Tanımlı Problem. Aşağıdaki verinin tüm satırlarını hiçbir değişiklik yapmadan yazdır.

Sağlanan Veriler.
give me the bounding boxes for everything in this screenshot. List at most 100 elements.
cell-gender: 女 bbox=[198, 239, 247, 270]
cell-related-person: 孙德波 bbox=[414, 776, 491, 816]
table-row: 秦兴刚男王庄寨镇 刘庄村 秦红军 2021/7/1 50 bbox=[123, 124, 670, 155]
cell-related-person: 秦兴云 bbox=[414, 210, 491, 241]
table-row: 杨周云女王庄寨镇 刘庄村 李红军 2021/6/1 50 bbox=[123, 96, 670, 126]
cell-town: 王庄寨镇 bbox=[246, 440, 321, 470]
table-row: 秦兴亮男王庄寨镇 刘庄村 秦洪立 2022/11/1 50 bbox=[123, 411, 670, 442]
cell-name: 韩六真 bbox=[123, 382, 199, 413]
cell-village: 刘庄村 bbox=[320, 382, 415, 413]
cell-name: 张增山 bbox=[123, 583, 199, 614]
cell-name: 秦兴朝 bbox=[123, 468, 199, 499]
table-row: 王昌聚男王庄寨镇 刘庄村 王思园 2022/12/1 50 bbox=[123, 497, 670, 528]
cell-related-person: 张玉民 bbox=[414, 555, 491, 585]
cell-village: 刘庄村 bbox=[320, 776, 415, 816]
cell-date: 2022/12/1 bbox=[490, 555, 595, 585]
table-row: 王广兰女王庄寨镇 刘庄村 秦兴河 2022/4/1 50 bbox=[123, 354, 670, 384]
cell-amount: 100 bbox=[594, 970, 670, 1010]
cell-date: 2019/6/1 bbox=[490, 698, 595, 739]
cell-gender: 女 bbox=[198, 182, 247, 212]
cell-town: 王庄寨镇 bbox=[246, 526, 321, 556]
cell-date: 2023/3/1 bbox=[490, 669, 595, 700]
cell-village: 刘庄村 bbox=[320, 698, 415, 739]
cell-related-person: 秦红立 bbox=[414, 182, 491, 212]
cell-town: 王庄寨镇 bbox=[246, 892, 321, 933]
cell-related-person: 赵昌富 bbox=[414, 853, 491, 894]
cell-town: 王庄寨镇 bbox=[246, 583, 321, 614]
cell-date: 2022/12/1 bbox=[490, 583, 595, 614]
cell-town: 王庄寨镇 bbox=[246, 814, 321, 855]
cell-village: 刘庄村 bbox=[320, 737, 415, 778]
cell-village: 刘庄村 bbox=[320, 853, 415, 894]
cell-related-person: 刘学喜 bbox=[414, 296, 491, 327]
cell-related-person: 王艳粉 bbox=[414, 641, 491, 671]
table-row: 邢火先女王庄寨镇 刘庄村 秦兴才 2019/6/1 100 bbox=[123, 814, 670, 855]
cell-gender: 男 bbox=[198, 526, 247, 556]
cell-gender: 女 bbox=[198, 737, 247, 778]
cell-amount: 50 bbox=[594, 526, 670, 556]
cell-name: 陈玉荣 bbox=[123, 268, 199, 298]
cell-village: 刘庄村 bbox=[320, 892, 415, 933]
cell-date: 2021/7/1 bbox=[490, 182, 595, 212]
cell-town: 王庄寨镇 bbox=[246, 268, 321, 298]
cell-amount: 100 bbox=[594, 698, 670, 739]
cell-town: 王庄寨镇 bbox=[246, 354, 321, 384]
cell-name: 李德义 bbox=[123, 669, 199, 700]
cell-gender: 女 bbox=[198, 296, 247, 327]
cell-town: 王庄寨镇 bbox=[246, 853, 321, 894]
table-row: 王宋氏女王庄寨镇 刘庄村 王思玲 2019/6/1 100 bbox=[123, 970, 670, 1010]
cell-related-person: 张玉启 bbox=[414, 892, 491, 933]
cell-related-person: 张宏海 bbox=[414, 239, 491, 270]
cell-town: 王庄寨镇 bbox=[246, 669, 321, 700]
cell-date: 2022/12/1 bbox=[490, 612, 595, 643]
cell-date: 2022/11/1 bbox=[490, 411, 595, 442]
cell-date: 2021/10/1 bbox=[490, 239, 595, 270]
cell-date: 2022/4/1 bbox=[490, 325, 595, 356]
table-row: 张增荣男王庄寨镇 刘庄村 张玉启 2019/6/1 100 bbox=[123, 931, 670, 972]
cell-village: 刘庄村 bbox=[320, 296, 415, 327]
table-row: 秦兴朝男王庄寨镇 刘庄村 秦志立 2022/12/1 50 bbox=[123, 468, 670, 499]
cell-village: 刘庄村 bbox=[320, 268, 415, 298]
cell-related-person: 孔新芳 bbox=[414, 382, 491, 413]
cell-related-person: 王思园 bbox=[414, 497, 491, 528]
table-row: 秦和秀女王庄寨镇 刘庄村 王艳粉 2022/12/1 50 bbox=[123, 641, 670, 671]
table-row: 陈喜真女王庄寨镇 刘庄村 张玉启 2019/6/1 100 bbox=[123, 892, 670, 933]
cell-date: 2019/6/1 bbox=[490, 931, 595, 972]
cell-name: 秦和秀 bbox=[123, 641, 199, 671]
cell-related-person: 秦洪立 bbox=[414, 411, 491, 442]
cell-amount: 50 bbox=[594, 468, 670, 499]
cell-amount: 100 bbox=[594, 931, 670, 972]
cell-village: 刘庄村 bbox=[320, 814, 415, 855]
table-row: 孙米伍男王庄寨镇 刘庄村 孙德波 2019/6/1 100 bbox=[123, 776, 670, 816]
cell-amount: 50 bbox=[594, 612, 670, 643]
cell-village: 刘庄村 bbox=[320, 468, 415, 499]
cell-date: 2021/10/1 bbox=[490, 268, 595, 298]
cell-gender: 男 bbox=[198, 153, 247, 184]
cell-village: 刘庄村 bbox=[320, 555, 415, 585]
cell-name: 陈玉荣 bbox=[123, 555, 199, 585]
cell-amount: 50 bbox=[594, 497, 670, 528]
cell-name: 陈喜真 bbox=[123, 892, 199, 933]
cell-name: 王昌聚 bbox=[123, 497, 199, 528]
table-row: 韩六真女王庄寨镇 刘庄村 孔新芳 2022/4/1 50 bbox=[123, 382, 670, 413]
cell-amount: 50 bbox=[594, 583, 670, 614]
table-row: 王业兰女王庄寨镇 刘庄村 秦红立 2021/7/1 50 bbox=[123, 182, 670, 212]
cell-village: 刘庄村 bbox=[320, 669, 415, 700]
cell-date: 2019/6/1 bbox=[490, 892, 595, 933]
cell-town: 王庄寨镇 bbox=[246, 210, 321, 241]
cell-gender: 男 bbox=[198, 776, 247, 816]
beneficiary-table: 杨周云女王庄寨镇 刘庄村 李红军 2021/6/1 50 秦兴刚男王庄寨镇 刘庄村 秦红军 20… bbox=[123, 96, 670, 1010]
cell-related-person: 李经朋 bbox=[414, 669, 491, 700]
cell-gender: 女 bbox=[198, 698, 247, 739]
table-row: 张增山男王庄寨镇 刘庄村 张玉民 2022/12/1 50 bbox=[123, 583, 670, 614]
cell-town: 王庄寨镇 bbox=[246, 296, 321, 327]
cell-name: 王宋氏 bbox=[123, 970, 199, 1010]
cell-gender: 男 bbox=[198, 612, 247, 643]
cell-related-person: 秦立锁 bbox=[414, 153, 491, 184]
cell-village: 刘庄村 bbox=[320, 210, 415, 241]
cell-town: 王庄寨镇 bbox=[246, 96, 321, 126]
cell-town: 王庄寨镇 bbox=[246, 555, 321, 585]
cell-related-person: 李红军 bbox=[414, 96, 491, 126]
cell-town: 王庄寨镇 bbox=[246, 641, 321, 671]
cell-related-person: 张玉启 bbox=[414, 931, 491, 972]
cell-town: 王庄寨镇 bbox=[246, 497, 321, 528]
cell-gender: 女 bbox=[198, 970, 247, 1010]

Problemin Çözümü.
give me the bounding boxes for everything in this screenshot. List at most 100 elements.
cell-gender: 女 bbox=[198, 239, 247, 270]
cell-related-person: 孙德波 bbox=[414, 776, 491, 816]
table-row: 秦兴刚男王庄寨镇 刘庄村 秦红军 2021/7/1 50 bbox=[123, 124, 670, 155]
cell-related-person: 秦兴云 bbox=[414, 210, 491, 241]
table-row: 杨周云女王庄寨镇 刘庄村 李红军 2021/6/1 50 bbox=[123, 96, 670, 126]
cell-town: 王庄寨镇 bbox=[246, 440, 321, 470]
table-row: 秦兴亮男王庄寨镇 刘庄村 秦洪立 2022/11/1 50 bbox=[123, 411, 670, 442]
cell-name: 韩六真 bbox=[123, 382, 199, 413]
cell-village: 刘庄村 bbox=[320, 382, 415, 413]
cell-name: 张增山 bbox=[123, 583, 199, 614]
cell-name: 秦兴朝 bbox=[123, 468, 199, 499]
table-row: 王昌聚男王庄寨镇 刘庄村 王思园 2022/12/1 50 bbox=[123, 497, 670, 528]
cell-related-person: 张玉民 bbox=[414, 555, 491, 585]
cell-village: 刘庄村 bbox=[320, 776, 415, 816]
cell-date: 2022/12/1 bbox=[490, 555, 595, 585]
table-row: 王广兰女王庄寨镇 刘庄村 秦兴河 2022/4/1 50 bbox=[123, 354, 670, 384]
cell-amount: 100 bbox=[594, 970, 670, 1010]
cell-date: 2019/6/1 bbox=[490, 698, 595, 739]
cell-gender: 女 bbox=[198, 182, 247, 212]
cell-town: 王庄寨镇 bbox=[246, 526, 321, 556]
cell-date: 2023/3/1 bbox=[490, 669, 595, 700]
cell-village: 刘庄村 bbox=[320, 698, 415, 739]
cell-related-person: 秦红立 bbox=[414, 182, 491, 212]
cell-town: 王庄寨镇 bbox=[246, 892, 321, 933]
cell-related-person: 赵昌富 bbox=[414, 853, 491, 894]
cell-town: 王庄寨镇 bbox=[246, 583, 321, 614]
cell-date: 2022/12/1 bbox=[490, 583, 595, 614]
cell-town: 王庄寨镇 bbox=[246, 814, 321, 855]
cell-village: 刘庄村 bbox=[320, 737, 415, 778]
cell-village: 刘庄村 bbox=[320, 853, 415, 894]
cell-related-person: 刘学喜 bbox=[414, 296, 491, 327]
cell-related-person: 王艳粉 bbox=[414, 641, 491, 671]
table-row: 邢火先女王庄寨镇 刘庄村 秦兴才 2019/6/1 100 bbox=[123, 814, 670, 855]
cell-gender: 男 bbox=[198, 526, 247, 556]
cell-gender: 女 bbox=[198, 737, 247, 778]
cell-amount: 50 bbox=[594, 526, 670, 556]
cell-name: 陈玉荣 bbox=[123, 268, 199, 298]
cell-village: 刘庄村 bbox=[320, 892, 415, 933]
cell-date: 2021/7/1 bbox=[490, 182, 595, 212]
cell-town: 王庄寨镇 bbox=[246, 268, 321, 298]
cell-amount: 100 bbox=[594, 698, 670, 739]
cell-town: 王庄寨镇 bbox=[246, 354, 321, 384]
cell-name: 李德义 bbox=[123, 669, 199, 700]
cell-gender: 女 bbox=[198, 296, 247, 327]
cell-town: 王庄寨镇 bbox=[246, 853, 321, 894]
table-row: 王宋氏女王庄寨镇 刘庄村 王思玲 2019/6/1 100 bbox=[123, 970, 670, 1010]
cell-related-person: 张玉启 bbox=[414, 892, 491, 933]
cell-related-person: 张宏海 bbox=[414, 239, 491, 270]
cell-town: 王庄寨镇 bbox=[246, 669, 321, 700]
cell-date: 2022/12/1 bbox=[490, 612, 595, 643]
cell-date: 2022/11/1 bbox=[490, 411, 595, 442]
cell-date: 2021/10/1 bbox=[490, 239, 595, 270]
cell-date: 2022/4/1 bbox=[490, 325, 595, 356]
table-row: 张增荣男王庄寨镇 刘庄村 张玉启 2019/6/1 100 bbox=[123, 931, 670, 972]
cell-village: 刘庄村 bbox=[320, 296, 415, 327]
table-row: 秦兴朝男王庄寨镇 刘庄村 秦志立 2022/12/1 50 bbox=[123, 468, 670, 499]
cell-village: 刘庄村 bbox=[320, 268, 415, 298]
cell-related-person: 孔新芳 bbox=[414, 382, 491, 413]
cell-related-person: 王思园 bbox=[414, 497, 491, 528]
table-row: 秦和秀女王庄寨镇 刘庄村 王艳粉 2022/12/1 50 bbox=[123, 641, 670, 671]
table-row: 陈喜真女王庄寨镇 刘庄村 张玉启 2019/6/1 100 bbox=[123, 892, 670, 933]
cell-date: 2019/6/1 bbox=[490, 931, 595, 972]
cell-name: 秦和秀 bbox=[123, 641, 199, 671]
cell-related-person: 秦洪立 bbox=[414, 411, 491, 442]
cell-amount: 50 bbox=[594, 468, 670, 499]
cell-amount: 100 bbox=[594, 931, 670, 972]
cell-village: 刘庄村 bbox=[320, 814, 415, 855]
table-row: 孙米伍男王庄寨镇 刘庄村 孙德波 2019/6/1 100 bbox=[123, 776, 670, 816]
cell-amount: 50 bbox=[594, 612, 670, 643]
cell-village: 刘庄村 bbox=[320, 468, 415, 499]
cell-date: 2021/10/1 bbox=[490, 268, 595, 298]
cell-gender: 男 bbox=[198, 153, 247, 184]
cell-village: 刘庄村 bbox=[320, 555, 415, 585]
cell-name: 陈玉荣 bbox=[123, 555, 199, 585]
cell-amount: 50 bbox=[594, 497, 670, 528]
cell-name: 陈喜真 bbox=[123, 892, 199, 933]
cell-name: 王昌聚 bbox=[123, 497, 199, 528]
table-row: 韩六真女王庄寨镇 刘庄村 孔新芳 2022/4/1 50 bbox=[123, 382, 670, 413]
cell-amount: 50 bbox=[594, 583, 670, 614]
table-row: 王业兰女王庄寨镇 刘庄村 秦红立 2021/7/1 50 bbox=[123, 182, 670, 212]
cell-village: 刘庄村 bbox=[320, 669, 415, 700]
cell-date: 2019/6/1 bbox=[490, 892, 595, 933]
cell-town: 王庄寨镇 bbox=[246, 210, 321, 241]
cell-gender: 男 bbox=[198, 776, 247, 816]
beneficiary-table: 杨周云女王庄寨镇 刘庄村 李红军 2021/6/1 50 秦兴刚男王庄寨镇 刘庄村 秦红军 20… bbox=[123, 96, 670, 1010]
cell-related-person: 李经朋 bbox=[414, 669, 491, 700]
cell-gender: 女 bbox=[198, 698, 247, 739]
table-row: 张增山男王庄寨镇 刘庄村 张玉民 2022/12/1 50 bbox=[123, 583, 670, 614]
cell-town: 王庄寨镇 bbox=[246, 296, 321, 327]
cell-name: 王宋氏 bbox=[123, 970, 199, 1010]
cell-gender: 男 bbox=[198, 612, 247, 643]
cell-related-person: 秦立锁 bbox=[414, 153, 491, 184]
cell-village: 刘庄村 bbox=[320, 210, 415, 241]
cell-town: 王庄寨镇 bbox=[246, 96, 321, 126]
cell-town: 王庄寨镇 bbox=[246, 555, 321, 585]
cell-related-person: 李红军 bbox=[414, 96, 491, 126]
cell-town: 王庄寨镇 bbox=[246, 641, 321, 671]
cell-related-person: 张玉启 bbox=[414, 931, 491, 972]
cell-town: 王庄寨镇 bbox=[246, 497, 321, 528]
cell-gender: 女 bbox=[198, 970, 247, 1010]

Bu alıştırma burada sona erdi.